··· Data ···

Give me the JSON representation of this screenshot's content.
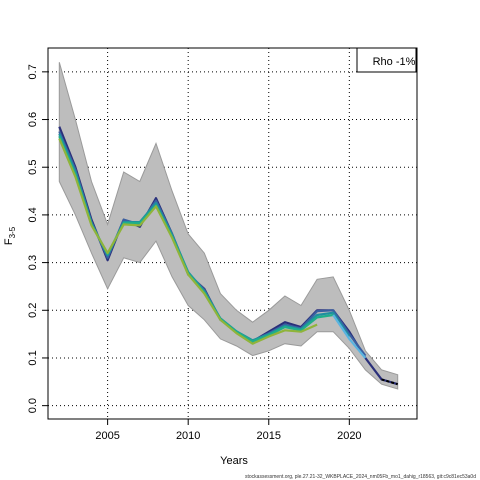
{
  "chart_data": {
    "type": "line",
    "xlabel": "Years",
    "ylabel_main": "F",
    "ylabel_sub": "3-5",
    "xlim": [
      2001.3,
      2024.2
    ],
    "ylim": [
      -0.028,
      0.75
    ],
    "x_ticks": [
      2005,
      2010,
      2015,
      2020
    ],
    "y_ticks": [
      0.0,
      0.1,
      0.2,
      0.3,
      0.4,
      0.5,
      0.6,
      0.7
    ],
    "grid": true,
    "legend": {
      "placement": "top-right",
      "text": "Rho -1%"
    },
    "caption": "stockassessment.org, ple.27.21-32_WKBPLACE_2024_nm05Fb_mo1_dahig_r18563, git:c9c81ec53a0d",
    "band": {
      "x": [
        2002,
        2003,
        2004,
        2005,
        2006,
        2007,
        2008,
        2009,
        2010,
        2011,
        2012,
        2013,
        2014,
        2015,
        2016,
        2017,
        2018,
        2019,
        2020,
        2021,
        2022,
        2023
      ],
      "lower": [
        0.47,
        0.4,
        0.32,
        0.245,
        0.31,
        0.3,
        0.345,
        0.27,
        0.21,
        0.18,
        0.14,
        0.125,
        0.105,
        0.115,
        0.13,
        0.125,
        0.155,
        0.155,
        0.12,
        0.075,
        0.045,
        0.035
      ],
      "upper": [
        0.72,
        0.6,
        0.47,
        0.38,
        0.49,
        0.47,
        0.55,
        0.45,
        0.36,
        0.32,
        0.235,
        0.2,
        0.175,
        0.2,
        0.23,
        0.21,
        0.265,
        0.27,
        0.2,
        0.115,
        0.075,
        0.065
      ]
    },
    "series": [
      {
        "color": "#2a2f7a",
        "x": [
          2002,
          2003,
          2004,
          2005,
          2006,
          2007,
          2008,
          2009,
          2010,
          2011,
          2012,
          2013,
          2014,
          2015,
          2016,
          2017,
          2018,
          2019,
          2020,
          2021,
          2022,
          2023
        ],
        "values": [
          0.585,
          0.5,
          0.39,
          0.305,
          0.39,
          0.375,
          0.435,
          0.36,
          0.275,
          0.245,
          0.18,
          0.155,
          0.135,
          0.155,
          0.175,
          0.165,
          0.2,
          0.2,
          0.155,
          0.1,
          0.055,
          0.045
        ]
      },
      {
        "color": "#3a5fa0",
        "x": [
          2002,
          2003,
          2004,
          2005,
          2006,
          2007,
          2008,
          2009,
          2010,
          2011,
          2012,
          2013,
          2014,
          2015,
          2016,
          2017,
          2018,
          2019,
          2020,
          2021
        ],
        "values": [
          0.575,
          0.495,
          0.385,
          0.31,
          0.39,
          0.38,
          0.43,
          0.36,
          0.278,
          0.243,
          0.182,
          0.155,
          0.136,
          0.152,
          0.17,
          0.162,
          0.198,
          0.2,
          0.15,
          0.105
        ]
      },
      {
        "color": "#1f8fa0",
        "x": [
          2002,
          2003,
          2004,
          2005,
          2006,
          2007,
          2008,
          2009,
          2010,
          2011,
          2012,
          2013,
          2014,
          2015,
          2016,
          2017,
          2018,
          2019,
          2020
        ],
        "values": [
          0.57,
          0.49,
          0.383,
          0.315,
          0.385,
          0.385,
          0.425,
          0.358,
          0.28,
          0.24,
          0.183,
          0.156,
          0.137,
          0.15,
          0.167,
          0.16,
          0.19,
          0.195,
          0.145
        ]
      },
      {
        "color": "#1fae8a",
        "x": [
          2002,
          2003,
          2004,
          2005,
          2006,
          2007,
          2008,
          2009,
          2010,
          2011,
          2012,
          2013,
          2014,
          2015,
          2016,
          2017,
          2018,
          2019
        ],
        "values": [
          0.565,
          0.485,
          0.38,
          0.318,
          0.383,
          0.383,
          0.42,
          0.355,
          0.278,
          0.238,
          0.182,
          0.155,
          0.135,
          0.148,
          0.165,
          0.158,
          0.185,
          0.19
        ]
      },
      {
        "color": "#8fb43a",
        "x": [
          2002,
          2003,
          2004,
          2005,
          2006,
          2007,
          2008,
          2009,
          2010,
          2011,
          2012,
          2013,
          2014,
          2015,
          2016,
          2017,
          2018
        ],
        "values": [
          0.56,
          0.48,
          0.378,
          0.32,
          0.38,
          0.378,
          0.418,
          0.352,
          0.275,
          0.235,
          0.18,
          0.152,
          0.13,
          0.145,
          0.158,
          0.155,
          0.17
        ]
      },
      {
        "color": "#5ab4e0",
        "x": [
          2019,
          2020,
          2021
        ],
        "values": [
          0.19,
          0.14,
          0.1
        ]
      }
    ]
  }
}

···

What this task involves | Restate the records above in full, word for word. Keep pictures out.

Completed task |
Give me the JSON representation of this screenshot's content.
{
  "chart_data": {
    "type": "line",
    "xlabel": "Years",
    "ylabel_main": "F",
    "ylabel_sub": "3-5",
    "xlim": [
      2001.3,
      2024.2
    ],
    "ylim": [
      -0.028,
      0.75
    ],
    "x_ticks": [
      2005,
      2010,
      2015,
      2020
    ],
    "y_ticks": [
      0.0,
      0.1,
      0.2,
      0.3,
      0.4,
      0.5,
      0.6,
      0.7
    ],
    "grid": true,
    "legend": {
      "placement": "top-right",
      "text": "Rho -1%"
    },
    "caption": "stockassessment.org, ple.27.21-32_WKBPLACE_2024_nm05Fb_mo1_dahig_r18563, git:c9c81ec53a0d",
    "band": {
      "x": [
        2002,
        2003,
        2004,
        2005,
        2006,
        2007,
        2008,
        2009,
        2010,
        2011,
        2012,
        2013,
        2014,
        2015,
        2016,
        2017,
        2018,
        2019,
        2020,
        2021,
        2022,
        2023
      ],
      "lower": [
        0.47,
        0.4,
        0.32,
        0.245,
        0.31,
        0.3,
        0.345,
        0.27,
        0.21,
        0.18,
        0.14,
        0.125,
        0.105,
        0.115,
        0.13,
        0.125,
        0.155,
        0.155,
        0.12,
        0.075,
        0.045,
        0.035
      ],
      "upper": [
        0.72,
        0.6,
        0.47,
        0.38,
        0.49,
        0.47,
        0.55,
        0.45,
        0.36,
        0.32,
        0.235,
        0.2,
        0.175,
        0.2,
        0.23,
        0.21,
        0.265,
        0.27,
        0.2,
        0.115,
        0.075,
        0.065
      ]
    },
    "series": [
      {
        "color": "#2a2f7a",
        "x": [
          2002,
          2003,
          2004,
          2005,
          2006,
          2007,
          2008,
          2009,
          2010,
          2011,
          2012,
          2013,
          2014,
          2015,
          2016,
          2017,
          2018,
          2019,
          2020,
          2021,
          2022,
          2023
        ],
        "values": [
          0.585,
          0.5,
          0.39,
          0.305,
          0.39,
          0.375,
          0.435,
          0.36,
          0.275,
          0.245,
          0.18,
          0.155,
          0.135,
          0.155,
          0.175,
          0.165,
          0.2,
          0.2,
          0.155,
          0.1,
          0.055,
          0.045
        ]
      },
      {
        "color": "#3a5fa0",
        "x": [
          2002,
          2003,
          2004,
          2005,
          2006,
          2007,
          2008,
          2009,
          2010,
          2011,
          2012,
          2013,
          2014,
          2015,
          2016,
          2017,
          2018,
          2019,
          2020,
          2021
        ],
        "values": [
          0.575,
          0.495,
          0.385,
          0.31,
          0.39,
          0.38,
          0.43,
          0.36,
          0.278,
          0.243,
          0.182,
          0.155,
          0.136,
          0.152,
          0.17,
          0.162,
          0.198,
          0.2,
          0.15,
          0.105
        ]
      },
      {
        "color": "#1f8fa0",
        "x": [
          2002,
          2003,
          2004,
          2005,
          2006,
          2007,
          2008,
          2009,
          2010,
          2011,
          2012,
          2013,
          2014,
          2015,
          2016,
          2017,
          2018,
          2019,
          2020
        ],
        "values": [
          0.57,
          0.49,
          0.383,
          0.315,
          0.385,
          0.385,
          0.425,
          0.358,
          0.28,
          0.24,
          0.183,
          0.156,
          0.137,
          0.15,
          0.167,
          0.16,
          0.19,
          0.195,
          0.145
        ]
      },
      {
        "color": "#1fae8a",
        "x": [
          2002,
          2003,
          2004,
          2005,
          2006,
          2007,
          2008,
          2009,
          2010,
          2011,
          2012,
          2013,
          2014,
          2015,
          2016,
          2017,
          2018,
          2019
        ],
        "values": [
          0.565,
          0.485,
          0.38,
          0.318,
          0.383,
          0.383,
          0.42,
          0.355,
          0.278,
          0.238,
          0.182,
          0.155,
          0.135,
          0.148,
          0.165,
          0.158,
          0.185,
          0.19
        ]
      },
      {
        "color": "#8fb43a",
        "x": [
          2002,
          2003,
          2004,
          2005,
          2006,
          2007,
          2008,
          2009,
          2010,
          2011,
          2012,
          2013,
          2014,
          2015,
          2016,
          2017,
          2018
        ],
        "values": [
          0.56,
          0.48,
          0.378,
          0.32,
          0.38,
          0.378,
          0.418,
          0.352,
          0.275,
          0.235,
          0.18,
          0.152,
          0.13,
          0.145,
          0.158,
          0.155,
          0.17
        ]
      },
      {
        "color": "#5ab4e0",
        "x": [
          2019,
          2020,
          2021
        ],
        "values": [
          0.19,
          0.14,
          0.1
        ]
      }
    ]
  }
}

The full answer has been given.